Exercise objective: Show every line containing "doubles" by copying it.

(Excerpt from a dataset)
## start

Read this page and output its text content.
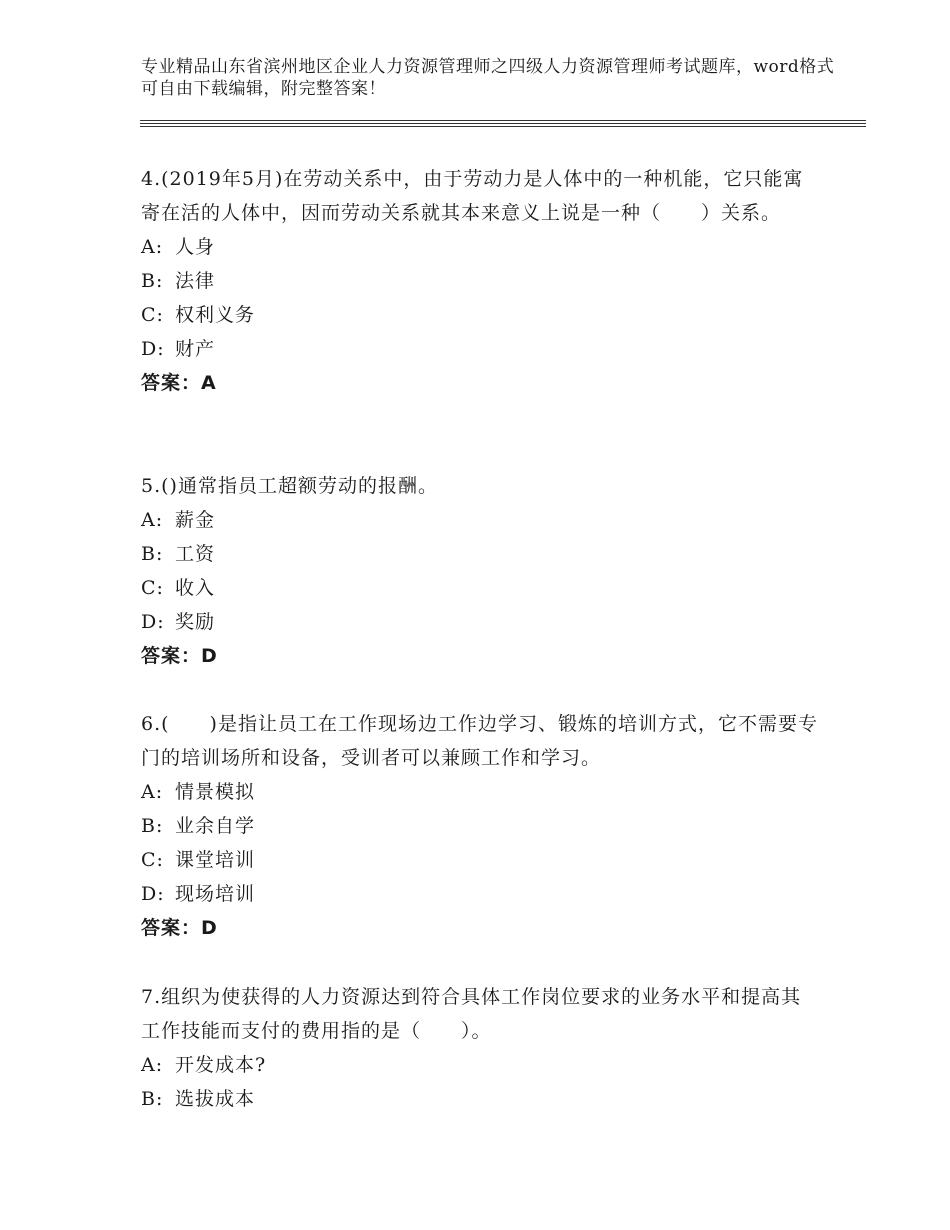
专业精品山东省滨州地区企业人力资源管理师之四级人力资源管理师考试题库，word格式可自由下载编辑，附完整答案！

4.(2019年5月)在劳动关系中，由于劳动力是人体中的一种机能，它只能寓寄在活的人体中，因而劳动关系就其本来意义上说是一种（　　）关系。

A: 人身

B: 法律

C: 权利义务

D: 财产

答案：A

5.()通常指员工超额劳动的报酬。

A: 薪金

B: 工资

C: 收入

D: 奖励

答案：D

6.(　　)是指让员工在工作现场边工作边学习、锻炼的培训方式，它不需要专门的培训场所和设备，受训者可以兼顾工作和学习。

A: 情景模拟

B: 业余自学

C: 课堂培训

D: 现场培训

答案：D

7.组织为使获得的人力资源达到符合具体工作岗位要求的业务水平和提高其工作技能而支付的费用指的是（　　）。

A: 开发成本?

B: 选拔成本
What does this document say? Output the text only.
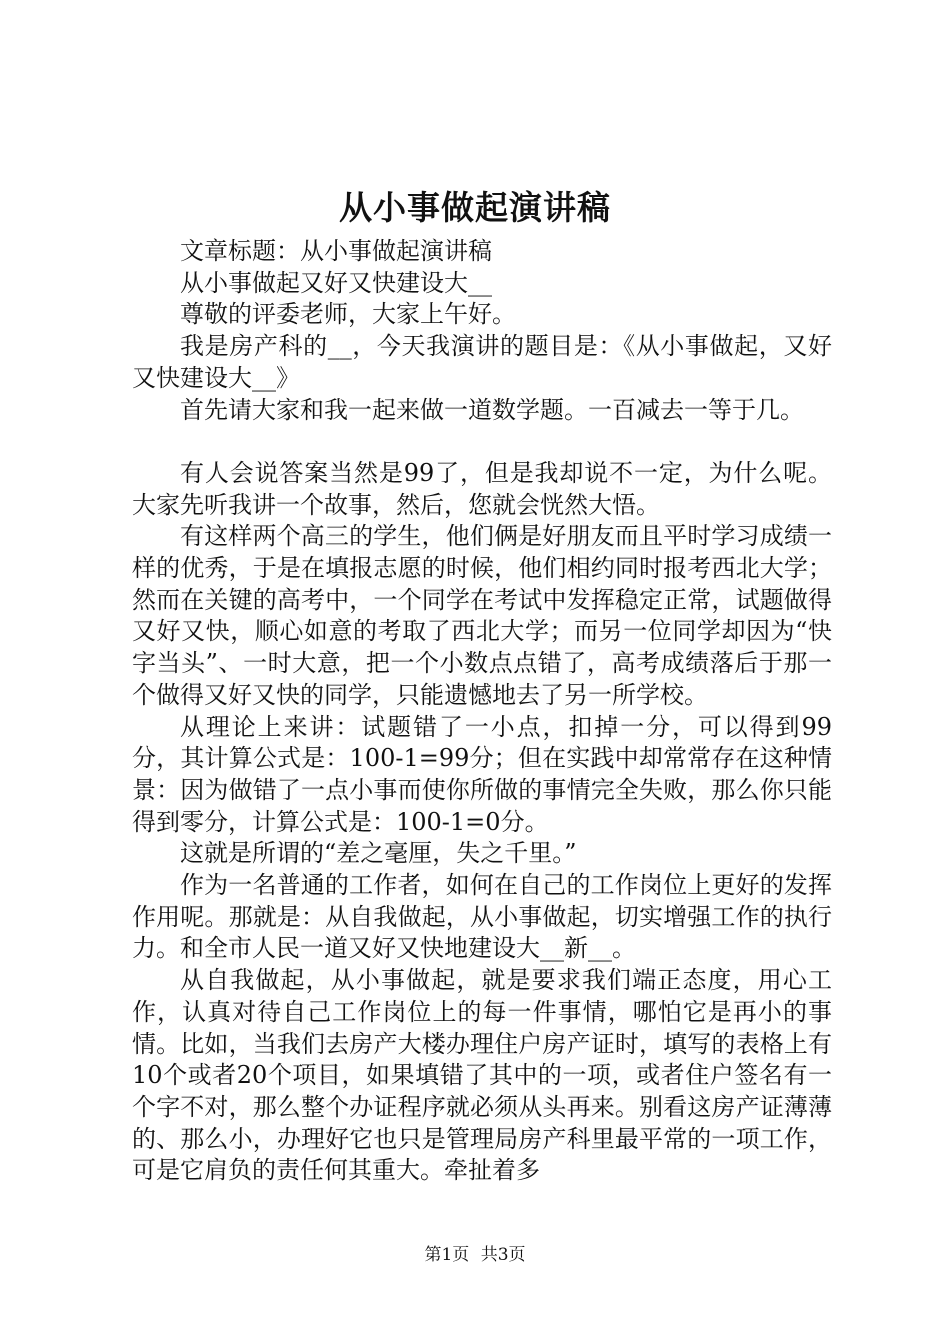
从小事做起演讲稿

文章标题：从小事做起演讲稿

从小事做起又好又快建设大__

尊敬的评委老师，大家上午好。

我是房产科的__，今天我演讲的题目是：《从小事做起，又好又快建设大__》

首先请大家和我一起来做一道数学题。一百减去一等于几。

有人会说答案当然是99了，但是我却说不一定，为什么呢。大家先听我讲一个故事，然后，您就会恍然大悟。

有这样两个高三的学生，他们俩是好朋友而且平时学习成绩一样的优秀，于是在填报志愿的时候，他们相约同时报考西北大学；然而在关键的高考中，一个同学在考试中发挥稳定正常，试题做得又好又快，顺心如意的考取了西北大学；而另一位同学却因为“快字当头”、一时大意，把一个小数点点错了，高考成绩落后于那一个做得又好又快的同学，只能遗憾地去了另一所学校。

从理论上来讲：试题错了一小点，扣掉一分，可以得到99分，其计算公式是：100-1=99分；但在实践中却常常存在这种情景：因为做错了一点小事而使你所做的事情完全失败，那么你只能得到零分，计算公式是：100-1=0分。

这就是所谓的“差之毫厘，失之千里。”

作为一名普通的工作者，如何在自己的工作岗位上更好的发挥作用呢。那就是：从自我做起，从小事做起，切实增强工作的执行力。和全市人民一道又好又快地建设大__新__。

从自我做起，从小事做起，就是要求我们端正态度，用心工作，认真对待自己工作岗位上的每一件事情，哪怕它是再小的事情。比如，当我们去房产大楼办理住户房产证时，填写的表格上有10个或者20个项目，如果填错了其中的一项，或者住户签名有一个字不对，那么整个办证程序就必须从头再来。别看这房产证薄薄的、那么小，办理好它也只是管理局房产科里最平常的一项工作，可是它肩负的责任何其重大。牵扯着多

第1页 共3页
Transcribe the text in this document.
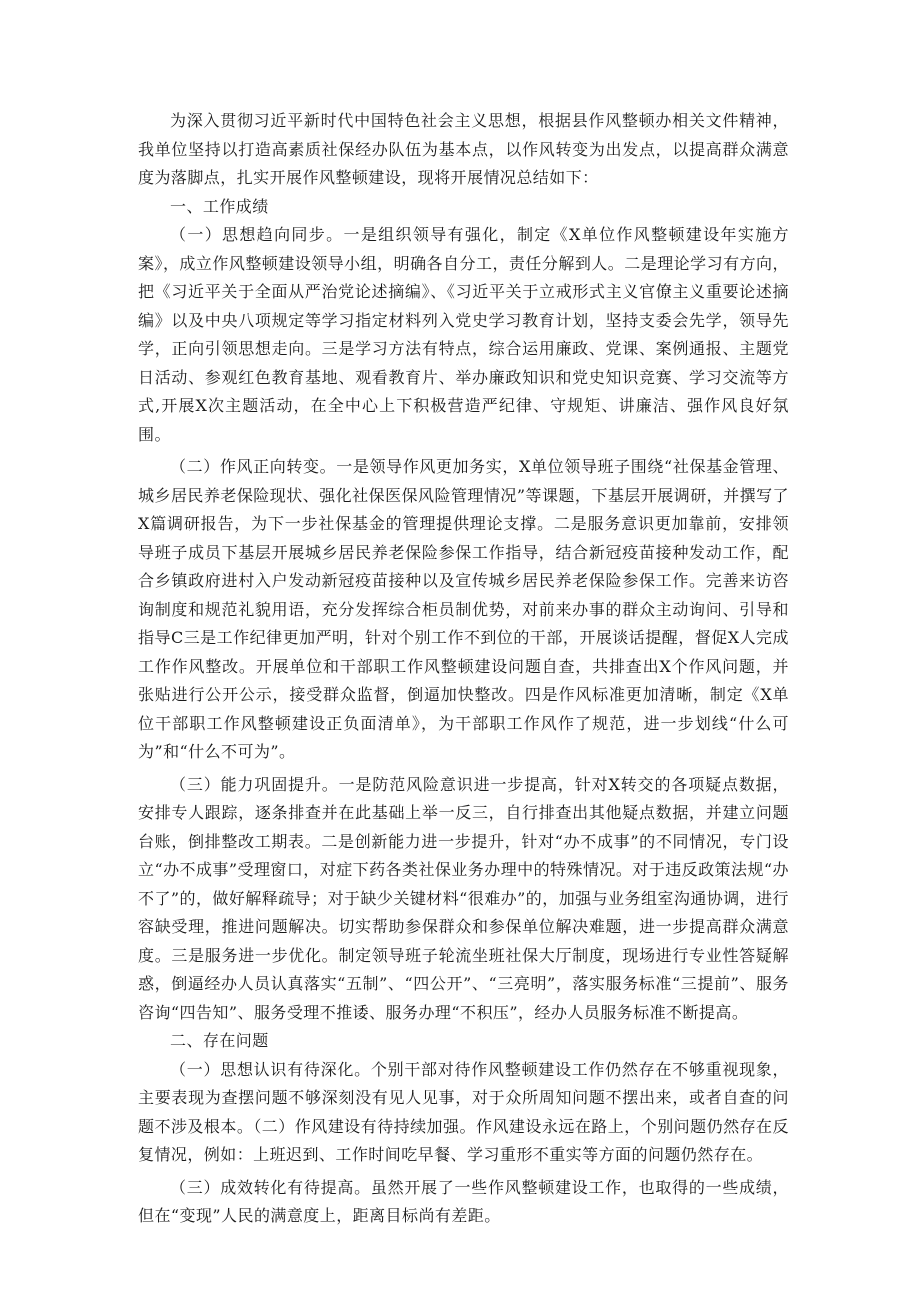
为深入贯彻习近平新时代中国特色社会主义思想，根据县作风整顿办相关文件精神，我单位坚持以打造高素质社保经办队伍为基本点，以作风转变为出发点，以提高群众满意度为落脚点，扎实开展作风整顿建设，现将开展情况总结如下：

一、工作成绩

（一）思想趋向同步。一是组织领导有强化，制定《X单位作风整顿建设年实施方案》，成立作风整顿建设领导小组，明确各自分工，责任分解到人。二是理论学习有方向，把《习近平关于全面从严治党论述摘编》、《习近平关于立戒形式主义官僚主义重要论述摘编》以及中央八项规定等学习指定材料列入党史学习教育计划，坚持支委会先学，领导先学，正向引领思想走向。三是学习方法有特点，综合运用廉政、党课、案例通报、主题党日活动、参观红色教育基地、观看教育片、举办廉政知识和党史知识竞赛、学习交流等方式,开展X次主题活动，在全中心上下积极营造严纪律、守规矩、讲廉洁、强作风良好氛围。

（二）作风正向转变。一是领导作风更加务实，X单位领导班子围绕“社保基金管理、城乡居民养老保险现状、强化社保医保风险管理情况”等课题，下基层开展调研，并撰写了X篇调研报告，为下一步社保基金的管理提供理论支撑。二是服务意识更加靠前，安排领导班子成员下基层开展城乡居民养老保险参保工作指导，结合新冠疫苗接种发动工作，配合乡镇政府进村入户发动新冠疫苗接种以及宣传城乡居民养老保险参保工作。完善来访咨询制度和规范礼貌用语，充分发挥综合柜员制优势，对前来办事的群众主动询问、引导和指导C三是工作纪律更加严明，针对个别工作不到位的干部，开展谈话提醒，督促X人完成工作作风整改。开展单位和干部职工作风整顿建设问题自查，共排查出X个作风问题，并张贴进行公开公示，接受群众监督，倒逼加快整改。四是作风标准更加清晰，制定《X单位干部职工作风整顿建设正负面清单》，为干部职工作风作了规范，进一步划线“什么可为”和“什么不可为”。

（三）能力巩固提升。一是防范风险意识进一步提高，针对X转交的各项疑点数据，安排专人跟踪，逐条排查并在此基础上举一反三，自行排查出其他疑点数据，并建立问题台账，倒排整改工期表。二是创新能力进一步提升，针对“办不成事”的不同情况，专门设立“办不成事”受理窗口，对症下药各类社保业务办理中的特殊情况。对于违反政策法规“办不了”的，做好解释疏导；对于缺少关键材料“很难办”的，加强与业务组室沟通协调，进行容缺受理，推进问题解决。切实帮助参保群众和参保单位解决难题，进一步提高群众满意度。三是服务进一步优化。制定领导班子轮流坐班社保大厅制度，现场进行专业性答疑解惑，倒逼经办人员认真落实“五制”、“四公开”、“三亮明”，落实服务标准“三提前”、服务咨询“四告知”、服务受理不推诿、服务办理“不积压”，经办人员服务标准不断提高。

二、存在问题

（一）思想认识有待深化。个别干部对待作风整顿建设工作仍然存在不够重视现象，主要表现为查摆问题不够深刻没有见人见事，对于众所周知问题不摆出来，或者自查的问题不涉及根本。（二）作风建设有待持续加强。作风建设永远在路上，个别问题仍然存在反复情况，例如：上班迟到、工作时间吃早餐、学习重形不重实等方面的问题仍然存在。

（三）成效转化有待提高。虽然开展了一些作风整顿建设工作，也取得的一些成绩，但在“变现”人民的满意度上，距离目标尚有差距。
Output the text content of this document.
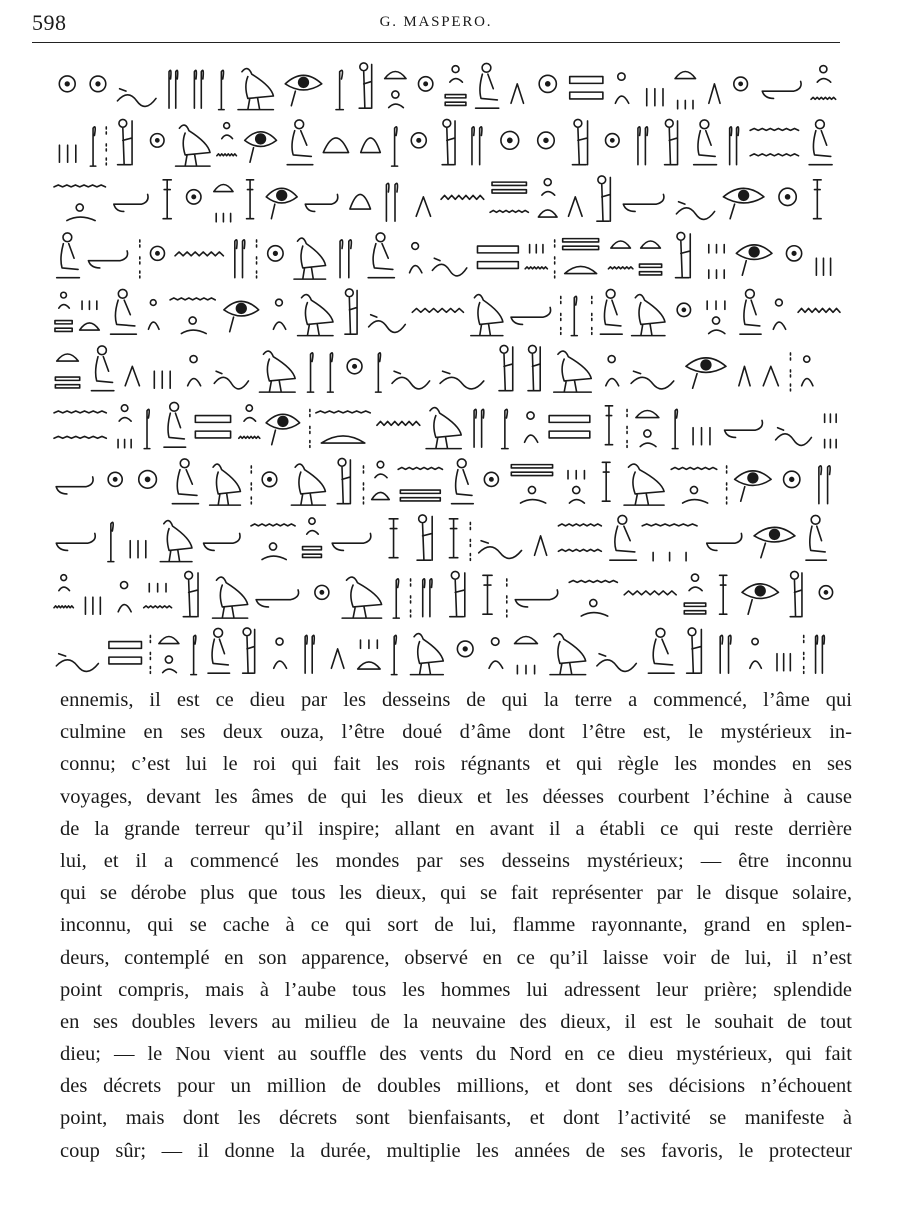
598	G. MASPERO.
ennemis, il est ce dieu par les desseins de qui la terre a commencé, l’âme qui
culmine en ses deux ouza, l’être doué d’âme dont l’être est, le mystérieux in-
connu; c’est lui le roi qui fait les rois régnants et qui règle les mondes en ses
voyages, devant les âmes de qui les dieux et les déesses courbent l’échine à cause
de la grande terreur qu’il inspire; allant en avant il a établi ce qui reste derrière
lui, et il a commencé les mondes par ses desseins mystérieux; — être inconnu
qui se dérobe plus que tous les dieux, qui se fait représenter par le disque solaire,
inconnu, qui se cache à ce qui sort de lui, flamme rayonnante, grand en splen-
deurs, contemplé en son apparence, observé en ce qu’il laisse voir de lui, il n’est
point compris, mais à l’aube tous les hommes lui adressent leur prière; splendide
en ses doubles levers au milieu de la neuvaine des dieux, il est le souhait de tout
dieu; — le Nou vient au souffle des vents du Nord en ce dieu mystérieux, qui fait
des décrets pour un million de doubles millions, et dont ses décisions n’échouent
point, mais dont les décrets sont bienfaisants, et dont l’activité se manifeste à
coup sûr; — il donne la durée, multiplie les années de ses favoris, le protecteur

## end

Answer to the problem:
en ses doubles levers au milieu de la neuvaine des dieux, il est le souhait de tout
des décrets pour un million de doubles millions, et dont ses décisions n’échouent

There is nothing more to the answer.